Ten kilometers west of the city, in Bergs Klätt, there are remnants of a younger Stone Age and Nordic Bronze Age settlements in the form of graves.

The town was a village until 1811 when it was given town privileges by royal charter under the name Oscarsstad in order to improve the economy of the area. This attempt was unsuccessful, and the town privileges were repealed in 1821 and the town was instead given the status of köping (township) and renamed Arvika. The town privileges were reinstated at the founding centennial in 1911, and the name Arvika remained. The city status is now obsolete, but Arvika is since 1971 the seat of the larger Arvika municipality.

The church Mikaelikyrkan is from 1647, and the church in the centre, Trefaldighetskyrkan, is from the same year as the town, 1911.

==Industry==
Arvika has several heavy industrial production facilities which employ the majority of the population, among these Thermia, Volvo Construction Equipment (Wheel loaders), Arvika Gjuteri (nodular and grey iron foundry) and Coffee Queen, a coffee machine factory.

==Culture==
Arvika is known for the turn of the century (around 1900) artist commune Rackstad just outside the city. Here, several famous Swedish artists lived and worked, the most well-known probably being Christian Eriksson and Gustaf Fjæstad and his wife Maja Fjæstad. Other talents that lived in Rackstad include Björn Ahlgrensson and Fritz Lindström. Arvika is also home of NHL player Jacob De La Rose, drafted by the Montreal Canadiens in 2012.

The Arvika Festival (since 1992) was the biggest annual event in the area, with several international bands visiting the town during three days in July every summer. In recent years such bands as Einstürzende Neubauten, Hot Chip, Robyn, The Knife, Ministry, New Order, Kraftwerk and Franz Ferdinand have performed here. The 2009 festival was headlined by Depeche Mode, Nine Inch Nails, Röyksopp and Korn and was the biggest edition of the festival ever.

One of the six university colleges of music in Sweden, Ingesund College of Music, a department of Karlstad University, is situated in Arvika.

(Document layout detection data)

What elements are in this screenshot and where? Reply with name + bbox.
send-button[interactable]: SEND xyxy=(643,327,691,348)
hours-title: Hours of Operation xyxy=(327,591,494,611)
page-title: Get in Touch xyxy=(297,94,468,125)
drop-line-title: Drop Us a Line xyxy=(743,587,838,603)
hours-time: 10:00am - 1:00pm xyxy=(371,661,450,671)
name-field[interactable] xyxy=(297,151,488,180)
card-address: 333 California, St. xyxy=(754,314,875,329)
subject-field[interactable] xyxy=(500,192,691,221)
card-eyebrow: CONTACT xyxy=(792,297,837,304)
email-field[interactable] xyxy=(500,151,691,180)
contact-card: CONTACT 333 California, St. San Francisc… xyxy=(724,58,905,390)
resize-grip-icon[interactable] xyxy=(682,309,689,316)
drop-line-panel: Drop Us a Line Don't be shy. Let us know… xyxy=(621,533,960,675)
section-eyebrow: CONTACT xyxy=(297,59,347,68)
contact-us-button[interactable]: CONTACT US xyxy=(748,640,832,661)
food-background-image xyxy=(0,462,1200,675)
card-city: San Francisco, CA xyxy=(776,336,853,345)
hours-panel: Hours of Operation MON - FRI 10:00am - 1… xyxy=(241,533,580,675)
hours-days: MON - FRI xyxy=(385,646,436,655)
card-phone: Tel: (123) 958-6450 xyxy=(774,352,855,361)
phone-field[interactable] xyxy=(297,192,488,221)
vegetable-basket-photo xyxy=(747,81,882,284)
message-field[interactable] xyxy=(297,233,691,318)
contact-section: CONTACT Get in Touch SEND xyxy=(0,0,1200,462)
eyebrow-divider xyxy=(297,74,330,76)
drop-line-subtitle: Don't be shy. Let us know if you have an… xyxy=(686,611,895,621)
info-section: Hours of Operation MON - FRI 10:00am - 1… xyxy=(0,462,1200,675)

WHAT YOU SHOULD DO
From the Arvika passage, list every person it names as having lived in the Rackstad artist commune.

RESULT OF THE EXERCISE
Christian Eriksson, Gustaf Fjæstad, Maja Fjæstad, Björn Ahlgrensson, Fritz Lindström